• _Raw records_
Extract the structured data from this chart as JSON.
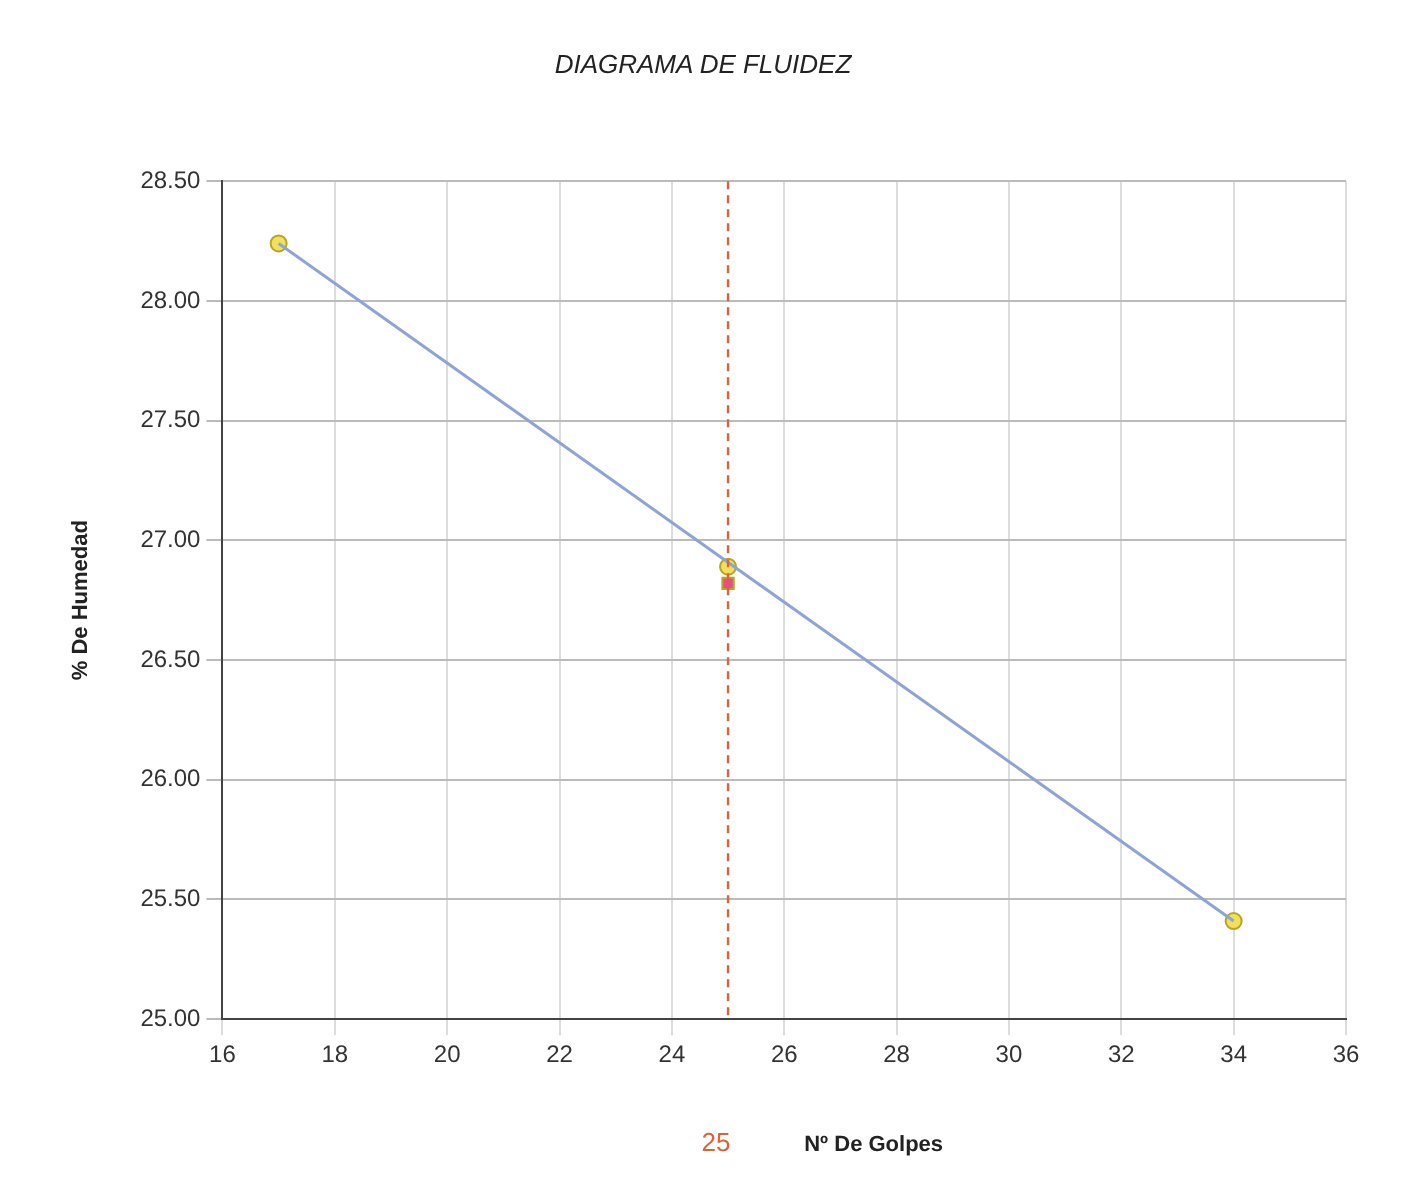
{
  "chart_data": {
    "type": "scatter",
    "title": "DIAGRAMA DE FLUIDEZ",
    "xlabel": "Nº De Golpes",
    "ylabel": "% De Humedad",
    "xlim": [
      16,
      36
    ],
    "xticks": [
      16,
      18,
      20,
      22,
      24,
      26,
      28,
      30,
      32,
      34,
      36
    ],
    "ylim": [
      25,
      28.5
    ],
    "yticks": [
      {
        "value": 25,
        "label": "25.00"
      },
      {
        "value": 25.5,
        "label": "25.50"
      },
      {
        "value": 26,
        "label": "26.00"
      },
      {
        "value": 26.5,
        "label": "26.50"
      },
      {
        "value": 27,
        "label": "27.00"
      },
      {
        "value": 27.5,
        "label": "27.50"
      },
      {
        "value": 28,
        "label": "28.00"
      },
      {
        "value": 28.5,
        "label": "28.50"
      }
    ],
    "grid": true,
    "legend": false,
    "series": [
      {
        "type": "line",
        "color": "#8ea3d6",
        "marker": "none",
        "x": [
          17,
          34
        ],
        "values": [
          28.24,
          25.41
        ]
      },
      {
        "color": "#f2e05a",
        "marker": "circle",
        "x": [
          17,
          25,
          34
        ],
        "values": [
          28.24,
          26.89,
          25.41
        ]
      },
      {
        "color": "#e84c8a",
        "marker": "square",
        "x": [
          25
        ],
        "values": [
          26.82
        ]
      }
    ],
    "ref_lines": [
      {
        "axis": "x",
        "value": 25,
        "label": "25",
        "color": "#e0603a",
        "line_style": "dashed"
      }
    ]
  }
}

• _Your goal_
Look through the entries above and list every line containing "marker".

• _In response_
        "marker": "none",
        "marker": "circle",
        "marker": "square",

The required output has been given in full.